+++ Material provided

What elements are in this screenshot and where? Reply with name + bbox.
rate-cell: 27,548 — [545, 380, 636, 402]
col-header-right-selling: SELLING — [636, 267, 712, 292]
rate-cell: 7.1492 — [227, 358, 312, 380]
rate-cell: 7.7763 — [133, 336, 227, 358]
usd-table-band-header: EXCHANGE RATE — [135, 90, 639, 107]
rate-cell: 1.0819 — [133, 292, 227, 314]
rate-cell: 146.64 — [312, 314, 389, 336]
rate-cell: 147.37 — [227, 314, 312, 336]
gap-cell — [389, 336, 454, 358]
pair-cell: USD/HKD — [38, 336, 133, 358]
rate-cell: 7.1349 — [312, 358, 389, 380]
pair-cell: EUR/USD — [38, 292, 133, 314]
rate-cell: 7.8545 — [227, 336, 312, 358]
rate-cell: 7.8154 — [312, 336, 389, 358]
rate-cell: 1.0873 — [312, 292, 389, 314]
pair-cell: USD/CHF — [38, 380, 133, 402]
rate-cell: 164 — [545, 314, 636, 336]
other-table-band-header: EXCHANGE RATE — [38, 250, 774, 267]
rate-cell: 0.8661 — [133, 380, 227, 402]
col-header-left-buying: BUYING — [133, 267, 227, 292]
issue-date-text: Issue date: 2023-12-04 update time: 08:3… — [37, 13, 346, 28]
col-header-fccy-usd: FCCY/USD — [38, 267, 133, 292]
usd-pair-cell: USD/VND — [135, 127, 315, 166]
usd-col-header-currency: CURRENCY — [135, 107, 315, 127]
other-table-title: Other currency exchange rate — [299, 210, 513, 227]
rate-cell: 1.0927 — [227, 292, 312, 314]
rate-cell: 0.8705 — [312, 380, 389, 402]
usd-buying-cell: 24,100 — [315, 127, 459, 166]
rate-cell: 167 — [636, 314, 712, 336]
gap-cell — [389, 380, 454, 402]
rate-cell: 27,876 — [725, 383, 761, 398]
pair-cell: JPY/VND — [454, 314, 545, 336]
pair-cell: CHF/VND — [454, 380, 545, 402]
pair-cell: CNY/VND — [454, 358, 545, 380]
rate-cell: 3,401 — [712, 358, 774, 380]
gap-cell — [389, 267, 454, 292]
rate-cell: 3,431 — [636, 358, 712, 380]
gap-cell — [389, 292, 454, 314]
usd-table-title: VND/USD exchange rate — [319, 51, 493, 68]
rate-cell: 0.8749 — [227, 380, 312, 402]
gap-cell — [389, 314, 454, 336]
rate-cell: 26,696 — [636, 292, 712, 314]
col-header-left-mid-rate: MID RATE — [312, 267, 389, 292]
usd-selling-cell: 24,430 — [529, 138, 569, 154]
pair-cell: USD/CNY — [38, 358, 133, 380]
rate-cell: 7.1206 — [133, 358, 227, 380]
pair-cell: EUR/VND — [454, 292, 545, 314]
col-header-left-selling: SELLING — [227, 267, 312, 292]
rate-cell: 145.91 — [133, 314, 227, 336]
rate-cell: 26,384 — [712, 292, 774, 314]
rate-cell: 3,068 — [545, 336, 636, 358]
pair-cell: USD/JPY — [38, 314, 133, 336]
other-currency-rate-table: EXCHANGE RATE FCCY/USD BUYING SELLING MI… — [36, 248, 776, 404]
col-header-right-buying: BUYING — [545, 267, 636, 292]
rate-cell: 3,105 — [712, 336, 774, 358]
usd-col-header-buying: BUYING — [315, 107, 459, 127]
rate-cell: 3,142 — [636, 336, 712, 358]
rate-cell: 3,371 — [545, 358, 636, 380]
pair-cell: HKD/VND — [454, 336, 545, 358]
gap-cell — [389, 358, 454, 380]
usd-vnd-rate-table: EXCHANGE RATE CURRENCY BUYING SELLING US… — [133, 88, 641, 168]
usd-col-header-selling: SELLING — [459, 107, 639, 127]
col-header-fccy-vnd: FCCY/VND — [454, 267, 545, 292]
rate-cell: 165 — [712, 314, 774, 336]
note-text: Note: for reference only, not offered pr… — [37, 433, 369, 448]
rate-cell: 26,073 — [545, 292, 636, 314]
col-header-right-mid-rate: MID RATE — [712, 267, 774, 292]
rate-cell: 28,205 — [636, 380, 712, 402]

++++++

Put every line of the items above into a numbered list, and leave out any blank lines.

■ Task response
1. What elements are in this screenshot and where? Reply with name + bbox.
2. rate-cell: 27,548 — [545, 380, 636, 402]
3. col-header-right-selling: SELLING — [636, 267, 712, 292]
4. rate-cell: 7.1492 — [227, 358, 312, 380]
5. rate-cell: 7.7763 — [133, 336, 227, 358]
6. usd-table-band-header: EXCHANGE RATE — [135, 90, 639, 107]
7. rate-cell: 1.0819 — [133, 292, 227, 314]
8. rate-cell: 146.64 — [312, 314, 389, 336]
9. rate-cell: 147.37 — [227, 314, 312, 336]
10. gap-cell — [389, 336, 454, 358]
11. pair-cell: USD/HKD — [38, 336, 133, 358]
12. rate-cell: 7.1349 — [312, 358, 389, 380]
13. pair-cell: EUR/USD — [38, 292, 133, 314]
14. rate-cell: 7.8545 — [227, 336, 312, 358]
15. rate-cell: 7.8154 — [312, 336, 389, 358]
16. rate-cell: 1.0873 — [312, 292, 389, 314]
17. pair-cell: USD/CHF — [38, 380, 133, 402]
18. rate-cell: 164 — [545, 314, 636, 336]
19. other-table-band-header: EXCHANGE RATE — [38, 250, 774, 267]
20. rate-cell: 0.8661 — [133, 380, 227, 402]
21. col-header-left-buying: BUYING — [133, 267, 227, 292]
22. issue-date-text: Issue date: 2023-12-04 update time: 08:3… — [37, 13, 346, 28]
23. col-header-fccy-usd: FCCY/USD — [38, 267, 133, 292]
24. usd-pair-cell: USD/VND — [135, 127, 315, 166]
25. usd-col-header-currency: CURRENCY — [135, 107, 315, 127]
26. other-table-title: Other currency exchange rate — [299, 210, 513, 227]
27. rate-cell: 1.0927 — [227, 292, 312, 314]
28. rate-cell: 0.8705 — [312, 380, 389, 402]
29. usd-buying-cell: 24,100 — [315, 127, 459, 166]
30. rate-cell: 167 — [636, 314, 712, 336]
31. gap-cell — [389, 380, 454, 402]
32. rate-cell: 27,876 — [725, 383, 761, 398]
33. pair-cell: JPY/VND — [454, 314, 545, 336]
34. pair-cell: CHF/VND — [454, 380, 545, 402]
35. pair-cell: CNY/VND — [454, 358, 545, 380]
36. rate-cell: 3,401 — [712, 358, 774, 380]
37. gap-cell — [389, 267, 454, 292]
38. rate-cell: 3,431 — [636, 358, 712, 380]
39. gap-cell — [389, 292, 454, 314]
40. usd-table-title: VND/USD exchange rate — [319, 51, 493, 68]
41. rate-cell: 0.8749 — [227, 380, 312, 402]
42. gap-cell — [389, 314, 454, 336]
43. rate-cell: 26,696 — [636, 292, 712, 314]
44. col-header-left-mid-rate: MID RATE — [312, 267, 389, 292]
45. usd-selling-cell: 24,430 — [529, 138, 569, 154]
46. pair-cell: USD/CNY — [38, 358, 133, 380]
47. rate-cell: 7.1206 — [133, 358, 227, 380]
48. pair-cell: EUR/VND — [454, 292, 545, 314]
49. col-header-left-selling: SELLING — [227, 267, 312, 292]
50. rate-cell: 145.91 — [133, 314, 227, 336]
51. rate-cell: 26,384 — [712, 292, 774, 314]
52. rate-cell: 3,068 — [545, 336, 636, 358]
53. pair-cell: USD/JPY — [38, 314, 133, 336]
54. other-currency-rate-table: EXCHANGE RATE FCCY/USD BUYING SELLING MI… — [36, 248, 776, 404]
55. col-header-right-buying: BUYING — [545, 267, 636, 292]
56. rate-cell: 3,105 — [712, 336, 774, 358]
57. usd-col-header-buying: BUYING — [315, 107, 459, 127]
58. rate-cell: 3,142 — [636, 336, 712, 358]
59. rate-cell: 3,371 — [545, 358, 636, 380]
60. pair-cell: HKD/VND — [454, 336, 545, 358]
61. gap-cell — [389, 358, 454, 380]
62. usd-vnd-rate-table: EXCHANGE RATE CURRENCY BUYING SELLING US… — [133, 88, 641, 168]
63. usd-col-header-selling: SELLING — [459, 107, 639, 127]
64. col-header-fccy-vnd: FCCY/VND — [454, 267, 545, 292]
65. rate-cell: 165 — [712, 314, 774, 336]
66. note-text: Note: for reference only, not offered pr… — [37, 433, 369, 448]
67. rate-cell: 26,073 — [545, 292, 636, 314]
68. col-header-right-mid-rate: MID RATE — [712, 267, 774, 292]
69. rate-cell: 28,205 — [636, 380, 712, 402]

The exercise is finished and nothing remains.